_Exercise_:
Transcribe all the entries word for word, but omit the images.

** Start of Exercise materials **

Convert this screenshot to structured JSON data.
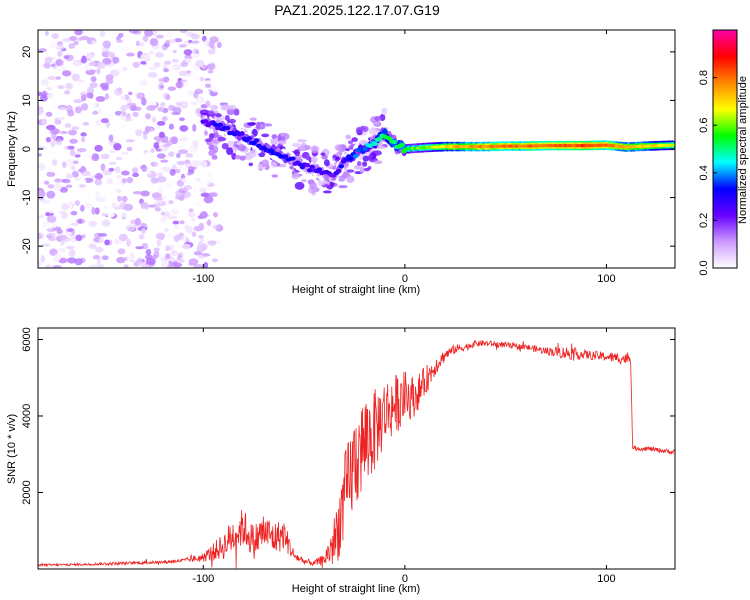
{
  "title": "PAZ1.2025.122.17.07.G19",
  "chart_data": [
    {
      "type": "heatmap",
      "xlabel": "Height of straight line (km)",
      "ylabel": "Frequency (Hz)",
      "xlim": [
        -182,
        134
      ],
      "ylim": [
        -24.5,
        24.5
      ],
      "xticks": [
        -100,
        0,
        100
      ],
      "yticks": [
        -20,
        -10,
        0,
        10,
        20
      ],
      "colorbar": {
        "label": "Normalized spectral amplitude",
        "range": [
          0.0,
          1.0
        ],
        "ticks": [
          0.0,
          0.2,
          0.4,
          0.6,
          0.8
        ],
        "colors": [
          "#ffffff",
          "#cc99ff",
          "#6600ff",
          "#0000ff",
          "#00ffff",
          "#00ff00",
          "#ffff00",
          "#ff8800",
          "#ff0000",
          "#ff00aa"
        ]
      },
      "ridge": {
        "x": [
          -100,
          -90,
          -80,
          -70,
          -60,
          -50,
          -40,
          -35,
          -30,
          -25,
          -20,
          -15,
          -10,
          -5,
          0,
          10,
          20,
          30,
          40,
          50,
          60,
          70,
          80,
          90,
          100,
          110,
          120,
          134
        ],
        "frequency": [
          5.5,
          4.5,
          2.5,
          0.5,
          -1.5,
          -3.5,
          -5.0,
          -6.0,
          -2.5,
          -1.0,
          0.0,
          1.5,
          3.0,
          1.0,
          0.0,
          0.3,
          0.5,
          0.5,
          0.5,
          0.6,
          0.6,
          0.7,
          0.7,
          0.7,
          0.8,
          0.4,
          0.6,
          0.8
        ],
        "amplitude": [
          0.25,
          0.3,
          0.3,
          0.3,
          0.3,
          0.25,
          0.25,
          0.25,
          0.3,
          0.35,
          0.4,
          0.45,
          0.5,
          0.5,
          0.55,
          0.6,
          0.7,
          0.75,
          0.78,
          0.8,
          0.8,
          0.82,
          0.82,
          0.85,
          0.8,
          0.75,
          0.7,
          0.65
        ]
      },
      "noise_region": {
        "x_from": -182,
        "x_to": -100,
        "amplitude_max": 0.15
      }
    },
    {
      "type": "line",
      "xlabel": "Height of straight line (km)",
      "ylabel": "SNR (10 * v/v)",
      "xlim": [
        -182,
        134
      ],
      "ylim": [
        0,
        6300
      ],
      "xticks": [
        -100,
        0,
        100
      ],
      "yticks": [
        2000,
        4000,
        6000
      ],
      "color": "#ee2222",
      "x": [
        -182,
        -160,
        -140,
        -120,
        -110,
        -100,
        -90,
        -85,
        -80,
        -75,
        -70,
        -65,
        -60,
        -55,
        -50,
        -45,
        -40,
        -35,
        -30,
        -25,
        -20,
        -15,
        -10,
        -5,
        0,
        5,
        10,
        15,
        20,
        25,
        30,
        35,
        40,
        50,
        60,
        70,
        80,
        90,
        100,
        108,
        112,
        113,
        120,
        134
      ],
      "y": [
        100,
        120,
        150,
        180,
        220,
        300,
        600,
        900,
        1100,
        700,
        1000,
        800,
        900,
        350,
        200,
        150,
        250,
        700,
        1800,
        2800,
        3300,
        3600,
        4100,
        4300,
        4500,
        4500,
        4900,
        5300,
        5600,
        5750,
        5800,
        5900,
        5900,
        5850,
        5800,
        5700,
        5650,
        5600,
        5550,
        5500,
        5500,
        3150,
        3150,
        3050
      ],
      "noise_amplitude": [
        30,
        30,
        40,
        40,
        50,
        120,
        350,
        500,
        500,
        450,
        500,
        450,
        400,
        150,
        80,
        80,
        150,
        700,
        1200,
        1300,
        1300,
        1100,
        900,
        800,
        700,
        500,
        400,
        250,
        150,
        120,
        100,
        80,
        80,
        80,
        80,
        100,
        180,
        120,
        120,
        150,
        150,
        60,
        60,
        60
      ]
    }
  ]
}
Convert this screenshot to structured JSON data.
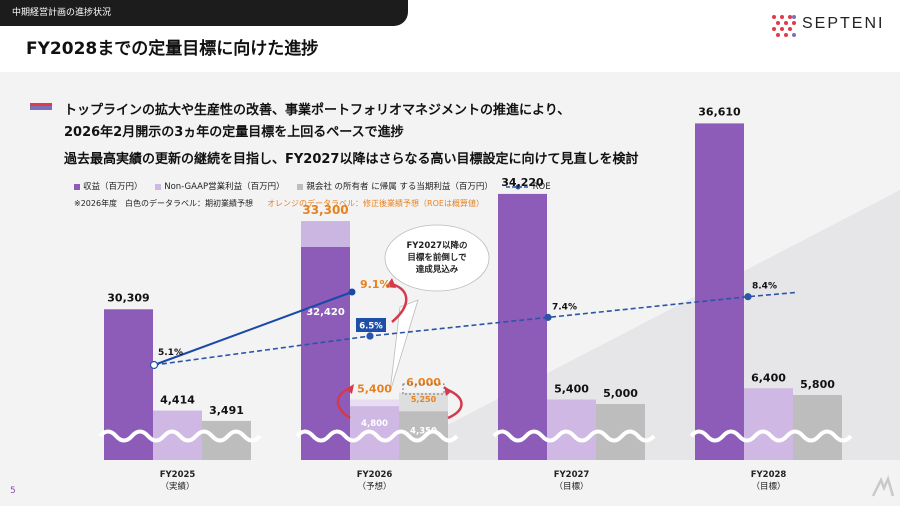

** End of Exercise materials **

_Result of the exercise_:
Convert this screenshot to structured JSON data.
{
  "title": "PAZ1.2025.122.17.07.G19",
  "chart_data": [
    {
      "type": "heatmap",
      "xlabel": "Height of straight line (km)",
      "ylabel": "Frequency (Hz)",
      "xlim": [
        -182,
        134
      ],
      "ylim": [
        -24.5,
        24.5
      ],
      "xticks": [
        -100,
        0,
        100
      ],
      "yticks": [
        -20,
        -10,
        0,
        10,
        20
      ],
      "colorbar": {
        "label": "Normalized spectral amplitude",
        "range": [
          0.0,
          1.0
        ],
        "ticks": [
          0.0,
          0.2,
          0.4,
          0.6,
          0.8
        ],
        "colors": [
          "#ffffff",
          "#cc99ff",
          "#6600ff",
          "#0000ff",
          "#00ffff",
          "#00ff00",
          "#ffff00",
          "#ff8800",
          "#ff0000",
          "#ff00aa"
        ]
      },
      "ridge": {
        "x": [
          -100,
          -90,
          -80,
          -70,
          -60,
          -50,
          -40,
          -35,
          -30,
          -25,
          -20,
          -15,
          -10,
          -5,
          0,
          10,
          20,
          30,
          40,
          50,
          60,
          70,
          80,
          90,
          100,
          110,
          120,
          134
        ],
        "frequency": [
          5.5,
          4.5,
          2.5,
          0.5,
          -1.5,
          -3.5,
          -5.0,
          -6.0,
          -2.5,
          -1.0,
          0.0,
          1.5,
          3.0,
          1.0,
          0.0,
          0.3,
          0.5,
          0.5,
          0.5,
          0.6,
          0.6,
          0.7,
          0.7,
          0.7,
          0.8,
          0.4,
          0.6,
          0.8
        ],
        "amplitude": [
          0.25,
          0.3,
          0.3,
          0.3,
          0.3,
          0.25,
          0.25,
          0.25,
          0.3,
          0.35,
          0.4,
          0.45,
          0.5,
          0.5,
          0.55,
          0.6,
          0.7,
          0.75,
          0.78,
          0.8,
          0.8,
          0.82,
          0.82,
          0.85,
          0.8,
          0.75,
          0.7,
          0.65
        ]
      },
      "noise_region": {
        "x_from": -182,
        "x_to": -100,
        "amplitude_max": 0.15
      }
    },
    {
      "type": "line",
      "xlabel": "Height of straight line (km)",
      "ylabel": "SNR (10 * v/v)",
      "xlim": [
        -182,
        134
      ],
      "ylim": [
        0,
        6300
      ],
      "xticks": [
        -100,
        0,
        100
      ],
      "yticks": [
        2000,
        4000,
        6000
      ],
      "color": "#ee2222",
      "x": [
        -182,
        -160,
        -140,
        -120,
        -110,
        -100,
        -90,
        -85,
        -80,
        -75,
        -70,
        -65,
        -60,
        -55,
        -50,
        -45,
        -40,
        -35,
        -30,
        -25,
        -20,
        -15,
        -10,
        -5,
        0,
        5,
        10,
        15,
        20,
        25,
        30,
        35,
        40,
        50,
        60,
        70,
        80,
        90,
        100,
        108,
        112,
        113,
        120,
        134
      ],
      "y": [
        100,
        120,
        150,
        180,
        220,
        300,
        600,
        900,
        1100,
        700,
        1000,
        800,
        900,
        350,
        200,
        150,
        250,
        700,
        1800,
        2800,
        3300,
        3600,
        4100,
        4300,
        4500,
        4500,
        4900,
        5300,
        5600,
        5750,
        5800,
        5900,
        5900,
        5850,
        5800,
        5700,
        5650,
        5600,
        5550,
        5500,
        5500,
        3150,
        3150,
        3050
      ],
      "noise_amplitude": [
        30,
        30,
        40,
        40,
        50,
        120,
        350,
        500,
        500,
        450,
        500,
        450,
        400,
        150,
        80,
        80,
        150,
        700,
        1200,
        1300,
        1300,
        1100,
        900,
        800,
        700,
        500,
        400,
        250,
        150,
        120,
        100,
        80,
        80,
        80,
        80,
        100,
        180,
        120,
        120,
        150,
        150,
        60,
        60,
        60
      ]
    }
  ]
}
Convert this screenshot to structured JSON data.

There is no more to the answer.